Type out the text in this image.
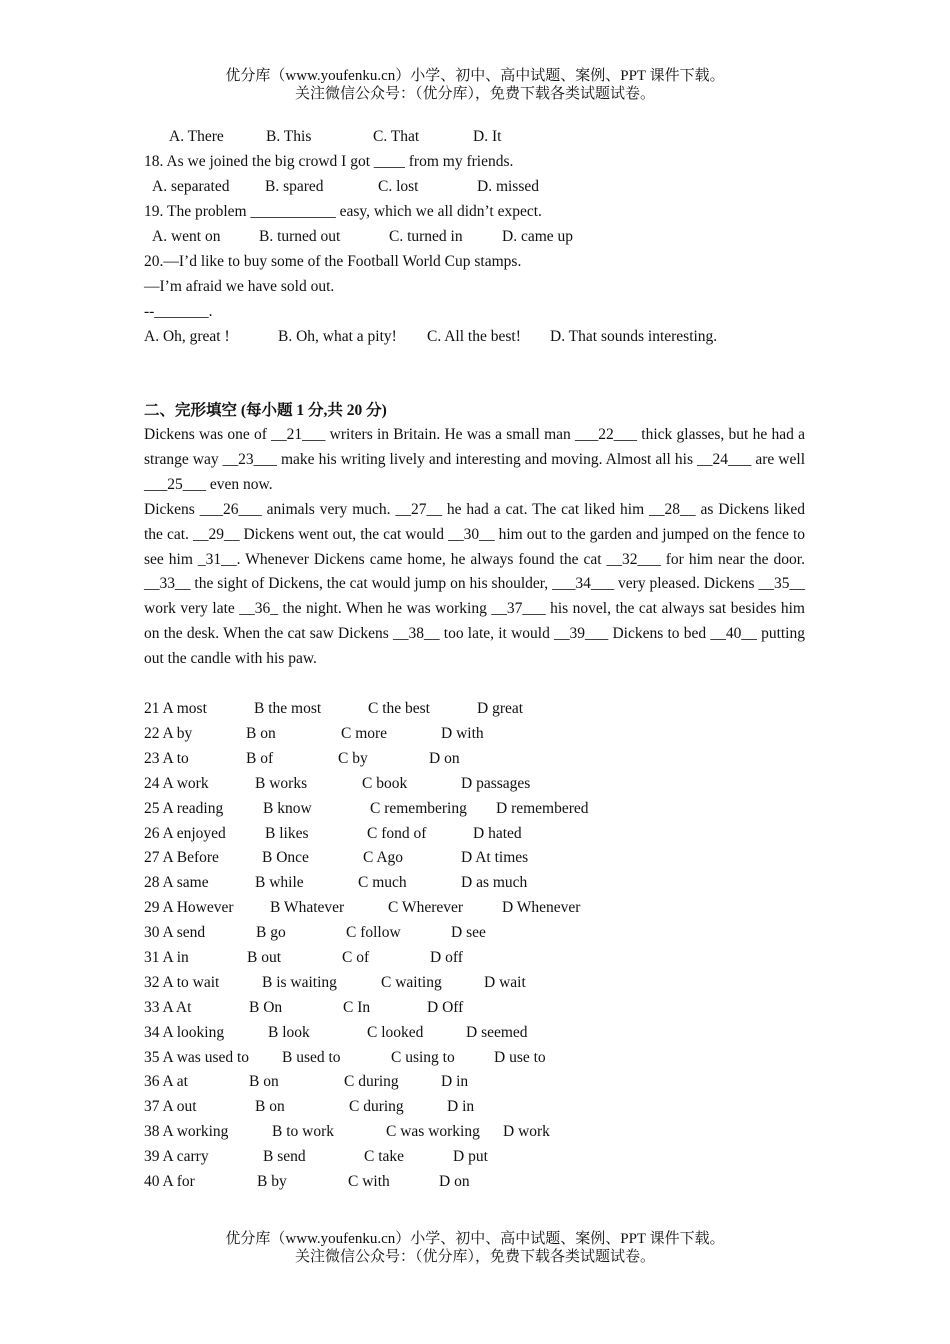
优分库（www.youfenku.cn）小学、初中、高中试题、案例、PPT 课件下载。
关注微信公众号：（优分库），免费下载各类试题试卷。
A. There	B. This	C. That	D. It
18. As we joined the big crowd I got ____ from my friends.
A. separated B. spared	C. lost	D. missed
19. The problem ___________ easy, which we all didn’t expect.
A. went on B. turned out	C. turned in	D. came up
20.—I’d like to buy some of the Football World Cup stamps.
—I’m afraid we have sold out.
--_______.
A. Oh, great !	B. Oh, what a pity! C. All the best! D. That sounds interesting.
二、完形填空 (每小题 1 分,共 20 分)
Dickens was one of __21___ writers in Britain. He was a small man ___22___ thick glasses, but he had a strange way __23___ make his writing lively and interesting and moving. Almost all his __24___ are well ___25___ even now.
Dickens ___26___ animals very much. __27__ he had a cat. The cat liked him __28__ as Dickens liked the cat. __29__ Dickens went out, the cat would __30__ him out to the garden and jumped on the fence to see him _31__. Whenever Dickens came home, he always found the cat __32___ for him near the door. __33__ the sight of Dickens, the cat would jump on his shoulder, ___34___ very pleased. Dickens __35__ work very late __36_ the night. When he was working __37___ his novel, the cat always sat besides him on the desk. When the cat saw Dickens __38__ too late, it would __39___ Dickens to bed __40__ putting out the candle with his paw.
21 A most	B the most	C the best	D great
22 A by	B on	C more	D with
23 A to	B of	C by	D on
24 A work	B works	C book	D passages
25 A reading	B know	C remembering D remembered
26 A enjoyed	B likes	C fond of	D hated
27 A Before	B Once	C Ago	D At times
28 A same	B while	C much	D as much
29 A However B Whatever	C Wherever	D Whenever
30 A send	B go	C follow	D see
31 A in	B out	C of	D off
32 A to wait	B is waiting	C waiting	D wait
33 A At	B On	C In	D Off
34 A looking	B look	C looked	D seemed
35 A was used to B used to	C using to	D use to
36 A at	B on	C during	D in
37 A out	B on	C during	D in
38 A working	B to work	C was working D work
39 A carry	B send	C take	D put
40 A for	B by	C with	D on
优分库（www.youfenku.cn）小学、初中、高中试题、案例、PPT 课件下载。
关注微信公众号：（优分库），免费下载各类试题试卷。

------------------------------

Task to carry out - Set down the material above as is, without any pictures.

Result -
Type out the text in this image.
优分库（www.youfenku.cn）小学、初中、高中试题、案例、PPT 课件下载。
关注微信公众号：（优分库），免费下载各类试题试卷。
A. There	B. This	C. That	D. It
18. As we joined the big crowd I got ____ from my friends.
A. separated B. spared	C. lost	D. missed
19. The problem ___________ easy, which we all didn’t expect.
A. went on B. turned out	C. turned in	D. came up
20.—I’d like to buy some of the Football World Cup stamps.
—I’m afraid we have sold out.
--_______.
A. Oh, great !	B. Oh, what a pity! C. All the best! D. That sounds interesting.
二、完形填空 (每小题 1 分,共 20 分)
Dickens was one of __21___ writers in Britain. He was a small man ___22___ thick glasses, but he had a strange way __23___ make his writing lively and interesting and moving. Almost all his __24___ are well ___25___ even now.
Dickens ___26___ animals very much. __27__ he had a cat. The cat liked him __28__ as Dickens liked the cat. __29__ Dickens went out, the cat would __30__ him out to the garden and jumped on the fence to see him _31__. Whenever Dickens came home, he always found the cat __32___ for him near the door. __33__ the sight of Dickens, the cat would jump on his shoulder, ___34___ very pleased. Dickens __35__ work very late __36_ the night. When he was working __37___ his novel, the cat always sat besides him on the desk. When the cat saw Dickens __38__ too late, it would __39___ Dickens to bed __40__ putting out the candle with his paw.
21 A most	B the most	C the best	D great
22 A by	B on	C more	D with
23 A to	B of	C by	D on
24 A work	B works	C book	D passages
25 A reading	B know	C remembering D remembered
26 A enjoyed	B likes	C fond of	D hated
27 A Before	B Once	C Ago	D At times
28 A same	B while	C much	D as much
29 A However B Whatever	C Wherever	D Whenever
30 A send	B go	C follow	D see
31 A in	B out	C of	D off
32 A to wait	B is waiting	C waiting	D wait
33 A At	B On	C In	D Off
34 A looking	B look	C looked	D seemed
35 A was used to B used to	C using to	D use to
36 A at	B on	C during	D in
37 A out	B on	C during	D in
38 A working	B to work	C was working D work
39 A carry	B send	C take	D put
40 A for	B by	C with	D on
优分库（www.youfenku.cn）小学、初中、高中试题、案例、PPT 课件下载。
关注微信公众号：（优分库），免费下载各类试题试卷。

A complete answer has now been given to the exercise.